*Exercise material*:
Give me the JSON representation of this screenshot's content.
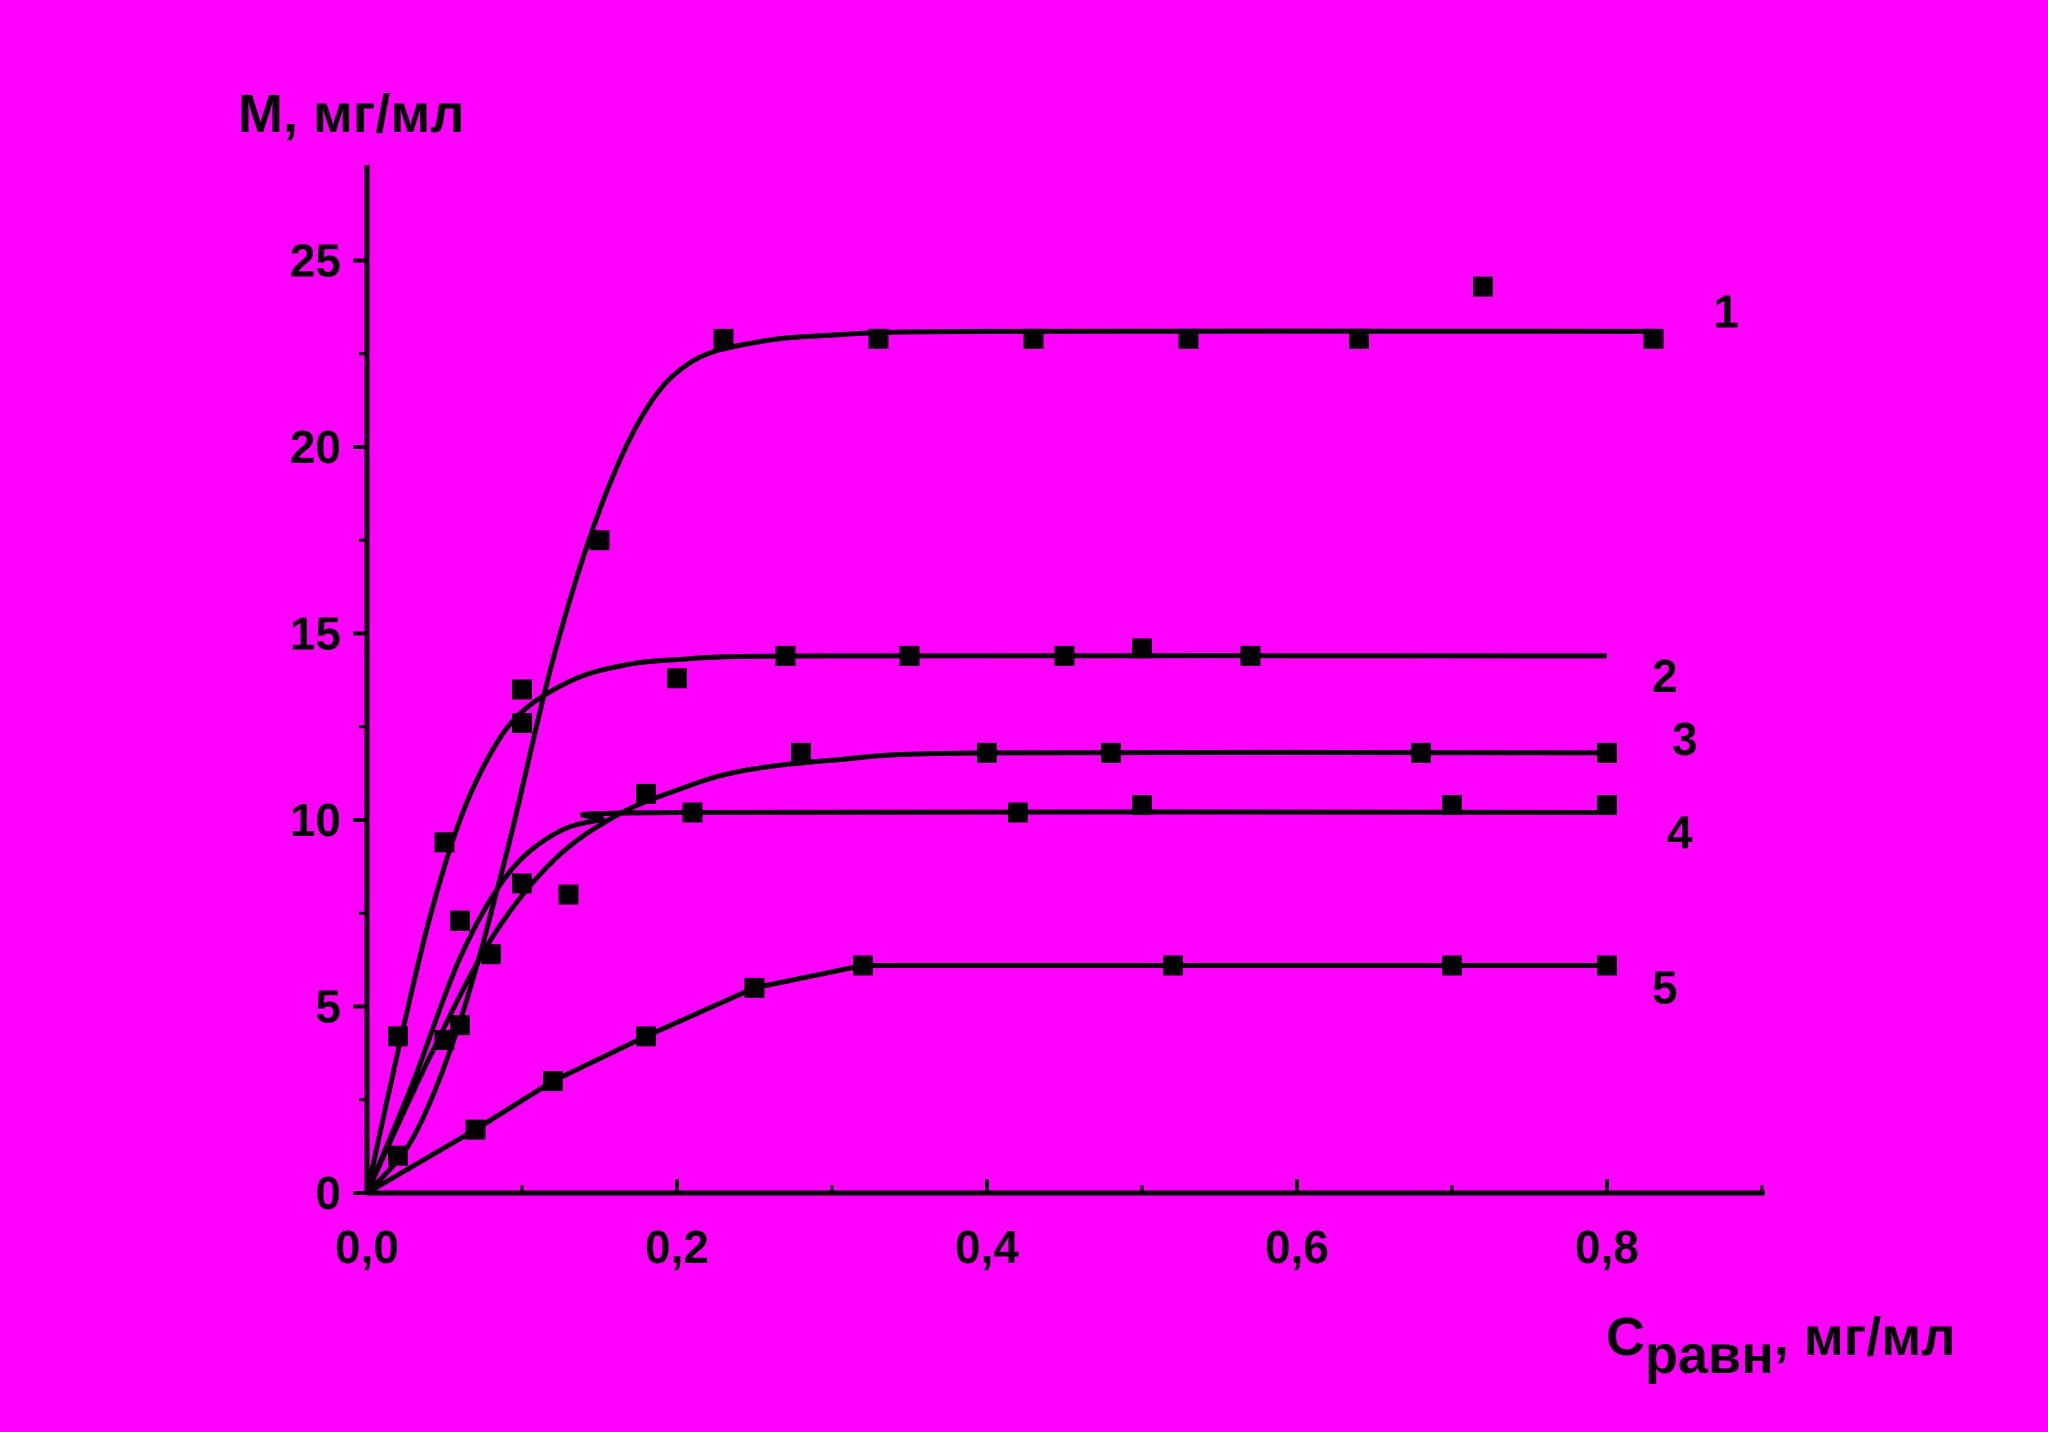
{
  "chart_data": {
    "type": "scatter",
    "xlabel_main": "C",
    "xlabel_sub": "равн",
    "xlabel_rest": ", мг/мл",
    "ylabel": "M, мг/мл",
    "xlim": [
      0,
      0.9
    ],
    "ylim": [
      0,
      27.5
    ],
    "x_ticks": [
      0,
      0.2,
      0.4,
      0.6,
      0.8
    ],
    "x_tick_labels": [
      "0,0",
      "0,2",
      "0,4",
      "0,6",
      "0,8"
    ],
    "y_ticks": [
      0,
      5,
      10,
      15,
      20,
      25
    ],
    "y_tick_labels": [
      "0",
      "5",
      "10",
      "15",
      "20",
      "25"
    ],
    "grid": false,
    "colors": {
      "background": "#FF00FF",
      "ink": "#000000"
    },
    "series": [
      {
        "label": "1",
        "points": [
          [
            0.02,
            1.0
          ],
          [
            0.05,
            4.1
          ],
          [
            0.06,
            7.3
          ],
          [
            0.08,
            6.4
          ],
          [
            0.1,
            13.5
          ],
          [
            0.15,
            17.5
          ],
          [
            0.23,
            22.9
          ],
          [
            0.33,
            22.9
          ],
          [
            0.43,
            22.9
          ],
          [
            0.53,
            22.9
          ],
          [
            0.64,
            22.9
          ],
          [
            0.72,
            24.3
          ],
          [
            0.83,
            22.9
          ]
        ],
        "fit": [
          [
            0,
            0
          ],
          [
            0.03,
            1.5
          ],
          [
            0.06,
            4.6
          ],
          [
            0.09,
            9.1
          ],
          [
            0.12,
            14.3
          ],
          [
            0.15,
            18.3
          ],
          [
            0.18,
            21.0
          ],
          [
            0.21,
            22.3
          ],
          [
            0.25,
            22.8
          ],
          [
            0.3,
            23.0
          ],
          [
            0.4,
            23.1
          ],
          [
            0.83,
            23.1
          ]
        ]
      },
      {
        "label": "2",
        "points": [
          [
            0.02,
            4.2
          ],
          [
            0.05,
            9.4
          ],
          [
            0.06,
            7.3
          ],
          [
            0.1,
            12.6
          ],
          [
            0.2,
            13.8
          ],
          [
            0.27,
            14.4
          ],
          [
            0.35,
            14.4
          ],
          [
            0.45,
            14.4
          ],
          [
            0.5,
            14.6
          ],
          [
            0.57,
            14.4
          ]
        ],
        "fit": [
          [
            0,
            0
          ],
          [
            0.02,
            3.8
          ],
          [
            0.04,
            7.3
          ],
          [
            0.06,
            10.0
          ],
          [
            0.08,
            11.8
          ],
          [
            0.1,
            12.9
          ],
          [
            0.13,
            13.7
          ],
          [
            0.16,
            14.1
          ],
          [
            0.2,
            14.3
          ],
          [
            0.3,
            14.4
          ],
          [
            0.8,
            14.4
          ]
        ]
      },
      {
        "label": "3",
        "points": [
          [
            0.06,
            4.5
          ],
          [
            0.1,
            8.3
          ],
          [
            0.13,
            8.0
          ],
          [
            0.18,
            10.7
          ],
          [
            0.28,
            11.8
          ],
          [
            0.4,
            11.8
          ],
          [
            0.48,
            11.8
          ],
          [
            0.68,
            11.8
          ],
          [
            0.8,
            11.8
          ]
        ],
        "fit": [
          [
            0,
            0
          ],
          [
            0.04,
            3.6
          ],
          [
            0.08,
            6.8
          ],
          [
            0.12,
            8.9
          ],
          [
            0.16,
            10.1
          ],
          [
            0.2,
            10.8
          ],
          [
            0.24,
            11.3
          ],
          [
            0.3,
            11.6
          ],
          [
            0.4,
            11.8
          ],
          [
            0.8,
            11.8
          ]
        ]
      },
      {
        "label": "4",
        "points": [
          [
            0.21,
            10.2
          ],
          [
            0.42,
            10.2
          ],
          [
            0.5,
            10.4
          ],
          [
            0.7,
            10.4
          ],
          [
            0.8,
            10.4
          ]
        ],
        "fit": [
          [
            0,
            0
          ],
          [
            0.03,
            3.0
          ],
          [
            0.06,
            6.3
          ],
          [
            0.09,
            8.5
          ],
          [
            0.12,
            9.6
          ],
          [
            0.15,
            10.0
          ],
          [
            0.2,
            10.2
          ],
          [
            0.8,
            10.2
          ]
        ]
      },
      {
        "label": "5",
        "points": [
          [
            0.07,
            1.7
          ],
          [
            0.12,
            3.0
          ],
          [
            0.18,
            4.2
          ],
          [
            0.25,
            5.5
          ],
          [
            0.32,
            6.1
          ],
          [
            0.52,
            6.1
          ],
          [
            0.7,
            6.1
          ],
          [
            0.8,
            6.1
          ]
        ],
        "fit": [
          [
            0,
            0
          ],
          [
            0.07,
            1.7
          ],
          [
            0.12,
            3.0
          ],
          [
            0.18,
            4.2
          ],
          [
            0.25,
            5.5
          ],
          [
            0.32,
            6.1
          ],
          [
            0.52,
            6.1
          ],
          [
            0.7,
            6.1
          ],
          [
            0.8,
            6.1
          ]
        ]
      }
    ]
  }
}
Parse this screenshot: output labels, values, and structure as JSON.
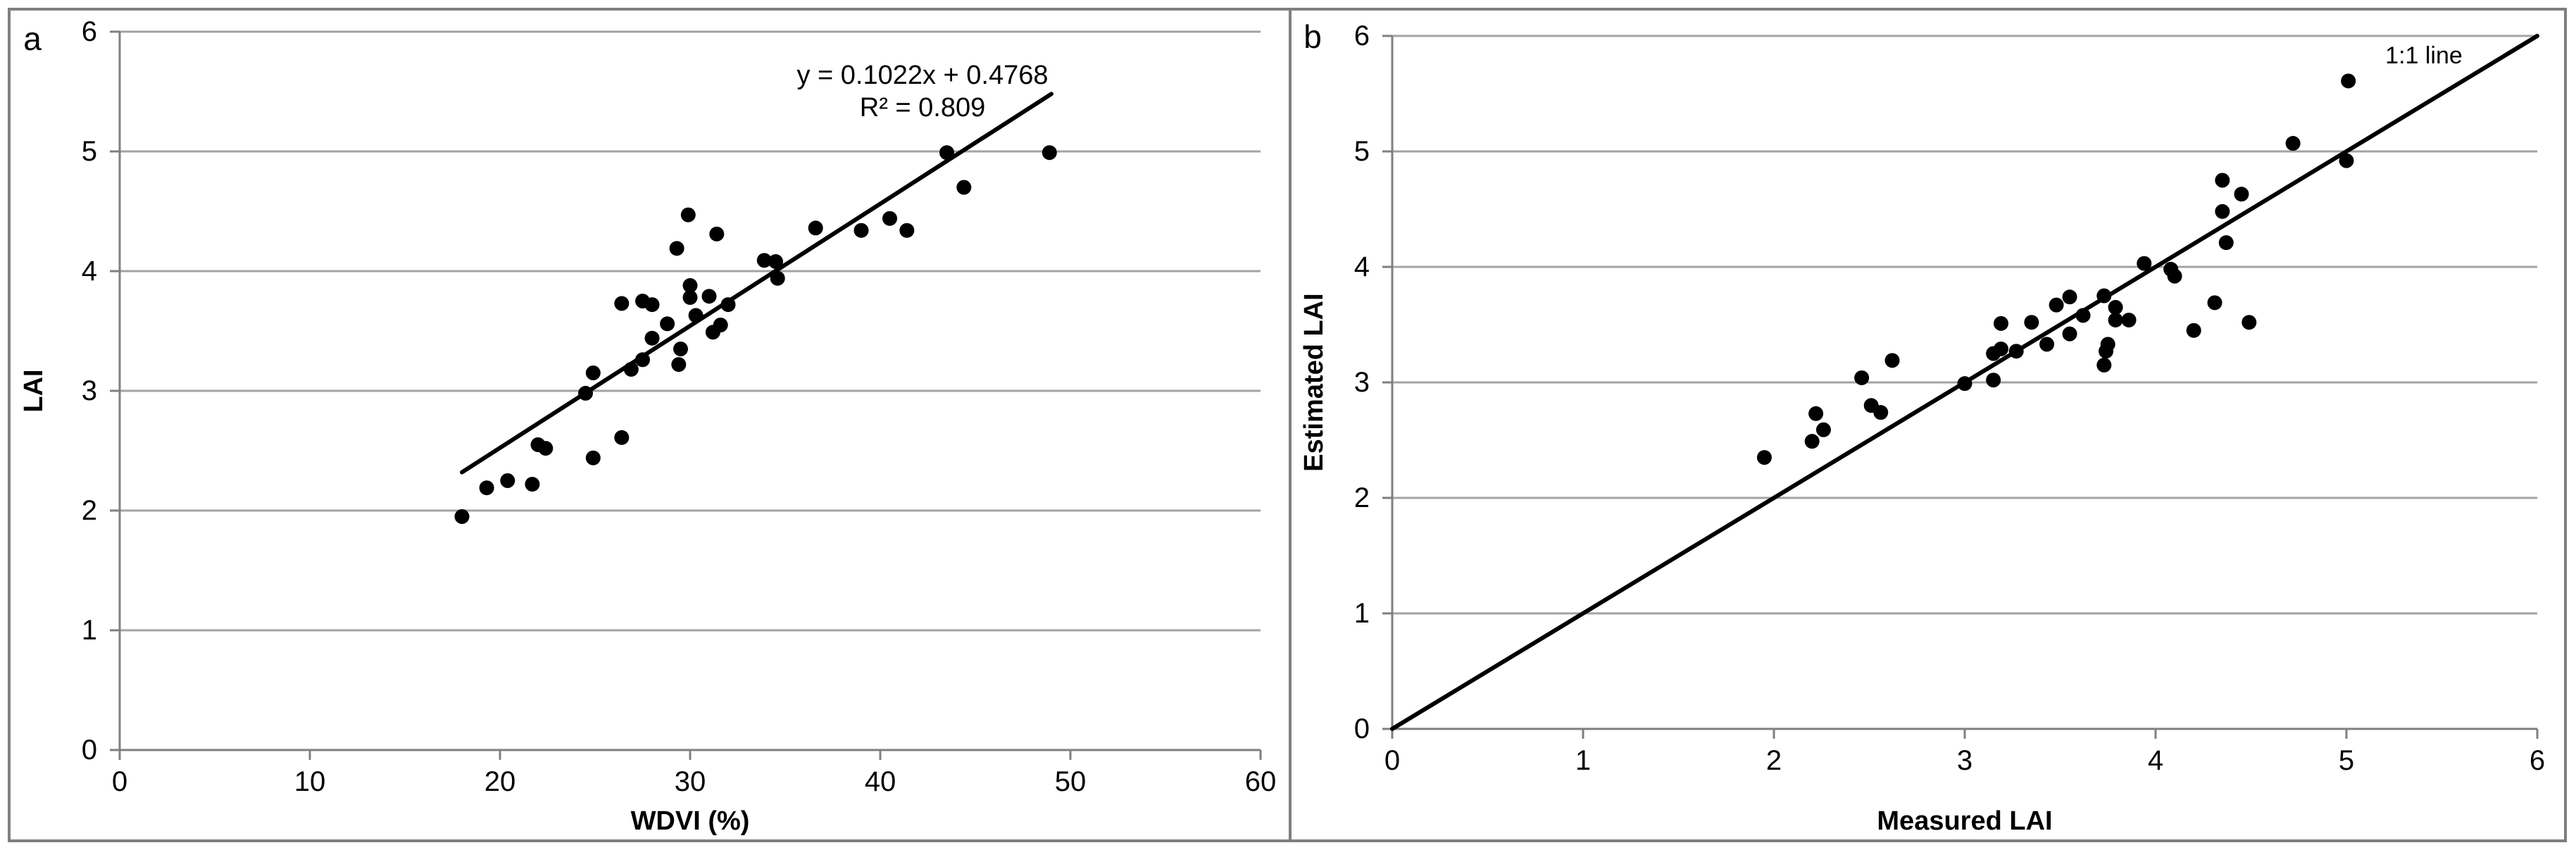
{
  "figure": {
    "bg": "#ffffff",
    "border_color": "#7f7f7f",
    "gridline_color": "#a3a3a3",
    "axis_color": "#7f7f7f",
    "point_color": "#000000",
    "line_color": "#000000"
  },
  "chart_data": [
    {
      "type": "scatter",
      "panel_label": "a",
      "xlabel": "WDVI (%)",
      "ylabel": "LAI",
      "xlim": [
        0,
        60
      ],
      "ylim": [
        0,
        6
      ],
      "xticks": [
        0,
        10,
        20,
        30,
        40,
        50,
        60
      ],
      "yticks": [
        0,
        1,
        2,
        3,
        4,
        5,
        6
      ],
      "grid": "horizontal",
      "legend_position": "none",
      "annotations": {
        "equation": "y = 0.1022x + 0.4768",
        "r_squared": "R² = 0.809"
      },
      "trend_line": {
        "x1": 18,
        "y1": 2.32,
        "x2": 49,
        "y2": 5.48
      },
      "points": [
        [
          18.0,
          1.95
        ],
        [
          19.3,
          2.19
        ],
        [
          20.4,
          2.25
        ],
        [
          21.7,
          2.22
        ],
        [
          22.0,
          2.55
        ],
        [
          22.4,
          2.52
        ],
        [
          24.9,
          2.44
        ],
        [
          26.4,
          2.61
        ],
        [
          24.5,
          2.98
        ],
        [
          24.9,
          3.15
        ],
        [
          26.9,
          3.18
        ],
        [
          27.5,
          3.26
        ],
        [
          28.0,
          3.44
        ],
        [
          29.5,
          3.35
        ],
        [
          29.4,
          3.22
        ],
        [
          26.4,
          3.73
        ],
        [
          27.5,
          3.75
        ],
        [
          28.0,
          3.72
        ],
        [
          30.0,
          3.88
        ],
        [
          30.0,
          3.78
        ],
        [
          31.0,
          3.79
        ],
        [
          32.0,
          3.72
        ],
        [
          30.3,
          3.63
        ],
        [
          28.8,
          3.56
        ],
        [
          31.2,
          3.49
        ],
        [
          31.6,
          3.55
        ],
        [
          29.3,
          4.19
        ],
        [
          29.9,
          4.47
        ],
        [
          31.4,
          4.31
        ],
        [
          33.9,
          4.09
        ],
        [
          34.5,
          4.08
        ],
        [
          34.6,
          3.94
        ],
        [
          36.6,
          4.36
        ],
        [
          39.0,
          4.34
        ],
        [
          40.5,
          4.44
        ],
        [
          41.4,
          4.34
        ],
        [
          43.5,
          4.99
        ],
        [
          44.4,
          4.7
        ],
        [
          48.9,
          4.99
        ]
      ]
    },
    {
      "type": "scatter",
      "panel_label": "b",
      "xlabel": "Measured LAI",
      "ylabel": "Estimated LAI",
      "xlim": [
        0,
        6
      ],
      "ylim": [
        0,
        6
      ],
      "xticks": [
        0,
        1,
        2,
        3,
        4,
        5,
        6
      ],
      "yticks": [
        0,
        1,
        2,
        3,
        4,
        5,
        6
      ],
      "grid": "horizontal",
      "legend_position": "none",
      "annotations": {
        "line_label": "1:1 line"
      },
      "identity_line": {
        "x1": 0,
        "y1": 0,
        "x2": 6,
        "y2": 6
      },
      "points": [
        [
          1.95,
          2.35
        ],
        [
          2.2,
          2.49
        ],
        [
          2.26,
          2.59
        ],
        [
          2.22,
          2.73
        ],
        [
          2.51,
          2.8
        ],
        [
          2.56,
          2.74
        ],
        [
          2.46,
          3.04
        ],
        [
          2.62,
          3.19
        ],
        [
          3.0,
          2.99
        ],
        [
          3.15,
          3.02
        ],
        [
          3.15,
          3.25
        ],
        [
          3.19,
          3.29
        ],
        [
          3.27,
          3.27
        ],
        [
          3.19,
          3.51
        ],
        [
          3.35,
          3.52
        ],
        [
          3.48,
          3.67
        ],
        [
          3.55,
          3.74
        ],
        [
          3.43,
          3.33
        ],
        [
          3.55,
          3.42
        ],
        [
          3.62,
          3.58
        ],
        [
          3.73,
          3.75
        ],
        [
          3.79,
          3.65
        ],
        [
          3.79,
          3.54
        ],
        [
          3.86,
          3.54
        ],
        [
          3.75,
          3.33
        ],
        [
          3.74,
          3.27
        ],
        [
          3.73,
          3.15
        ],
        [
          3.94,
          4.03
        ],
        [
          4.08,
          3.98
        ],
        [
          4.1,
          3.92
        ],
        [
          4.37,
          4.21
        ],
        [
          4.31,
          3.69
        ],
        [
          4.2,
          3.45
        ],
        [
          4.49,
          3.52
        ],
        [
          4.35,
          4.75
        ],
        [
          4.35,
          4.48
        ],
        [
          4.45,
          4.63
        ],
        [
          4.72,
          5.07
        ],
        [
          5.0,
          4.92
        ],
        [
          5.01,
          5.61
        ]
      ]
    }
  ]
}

*Challenge*: Search the data for "ylabel". Copy every matching line.

*Full output*:
    "ylabel": "M, мг/мл",
      "ylabel": "LAI",
      "ylabel": "Estimated LAI",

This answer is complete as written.